-- Start of Extract to read --

Hi. I've posted a blog entry and been told that I should also put in a discussion entry... so here it is.
I can see at the end of the document I sort of "leaped" a bit from the Variance Estimate to the "Standardised" equation - the reason is that I had 1 more section with actual street location and collection information that I took out for privacy reasons. The leap is really only fairly minor, the estimate equation simply has the variance divided out, which resolves to the new "Standardised" equation.
Another point is that I've found that the larger the sub-samples get the lower the error rate in estimating the sample variance (normally around 0.1 to 0.5%).
Unfortunatly I've never studdied Applied Statistics, only some introductory "Research Methods" courses. Other than that I'm self taught from text books. So it was only when I got to the end of this process that I even found the "Law of Total Variance" - which I think is what I've replicated. However I didn't see anywhere in the equations (from the University of Wikipedia) any means to account for the distance difference.
The distance difference is very important for my calculations as variance obviously leads to an "error" in the mean of each sub-sample. The weighted mean of the sample corrects for this, but the fact that the means ARE different does actually affect the overall variance (increases it).

-- End of Extract to read --

Stated exercise 1 >>
Answer these questions about the forum post on variance estimates:
(a) Why was a section left out of the end of the document?
(b) What happens to the error rate in estimating the sample variance as the sub-samples get larger?
(c) What does the weighted mean of the sample correct for?
Stated exercise 2 >> From the forum post on variance estimates, write out the part that opens with the words containing "The distance difference is" and closes with "variance (increases it).".

-- Start of Available data --

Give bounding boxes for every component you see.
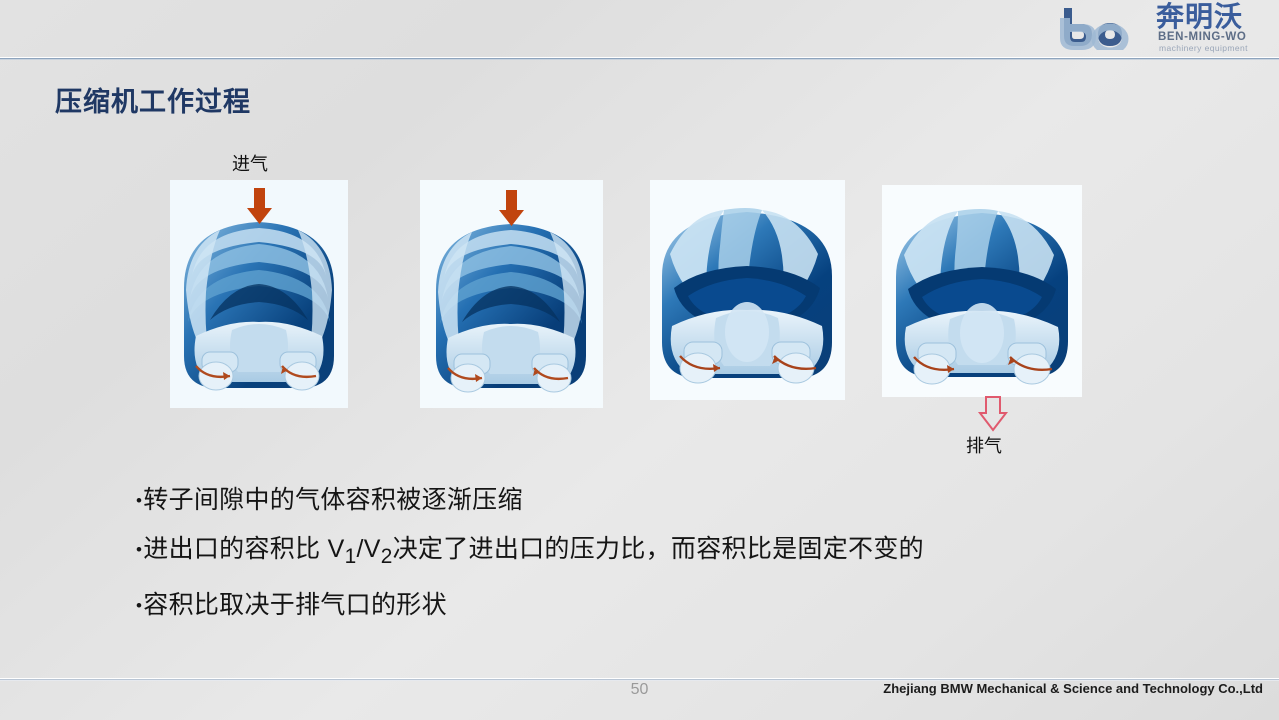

-- End of Available data --

Worked answer 1 >>
(a) It held actual street location and collection information, so it was removed for privacy reasons.
(b) It gets lower, normally around 0.1 to 0.5%.
(c) It corrects for the "error" in the mean of each sub-sample.

Worked answer 2 >>
The distance difference is very important for my calculations as variance obviously leads to an "error" in the mean of each sub-sample. The weighted mean of the sample corrects for this, but the fact that the means ARE different does actually affect the overall variance (increases it).